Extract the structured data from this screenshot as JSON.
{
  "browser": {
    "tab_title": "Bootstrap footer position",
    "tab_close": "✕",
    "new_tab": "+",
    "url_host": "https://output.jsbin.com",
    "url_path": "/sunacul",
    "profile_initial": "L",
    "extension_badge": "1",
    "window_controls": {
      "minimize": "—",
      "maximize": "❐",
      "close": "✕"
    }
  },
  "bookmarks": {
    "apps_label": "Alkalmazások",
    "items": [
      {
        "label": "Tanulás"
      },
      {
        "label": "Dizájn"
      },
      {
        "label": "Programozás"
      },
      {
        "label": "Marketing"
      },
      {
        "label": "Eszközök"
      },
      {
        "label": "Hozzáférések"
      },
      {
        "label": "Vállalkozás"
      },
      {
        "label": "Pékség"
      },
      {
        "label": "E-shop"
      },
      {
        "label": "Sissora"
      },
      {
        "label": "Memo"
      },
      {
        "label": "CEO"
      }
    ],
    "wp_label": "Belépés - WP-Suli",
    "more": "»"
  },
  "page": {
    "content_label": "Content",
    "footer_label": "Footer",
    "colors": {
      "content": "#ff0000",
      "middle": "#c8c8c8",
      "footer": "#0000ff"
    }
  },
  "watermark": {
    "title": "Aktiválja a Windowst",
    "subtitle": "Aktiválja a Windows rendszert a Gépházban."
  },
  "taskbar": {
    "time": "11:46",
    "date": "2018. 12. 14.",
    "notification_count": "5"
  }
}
◇ ◇ ◇ ◇ ◇ ◇ ◇
INSTRUCTIONS FOR THE TASK – Of all the lines in the material above, how many contain the word "Aktiválja"? Give only the count.

WRITTEN ANSWER – 2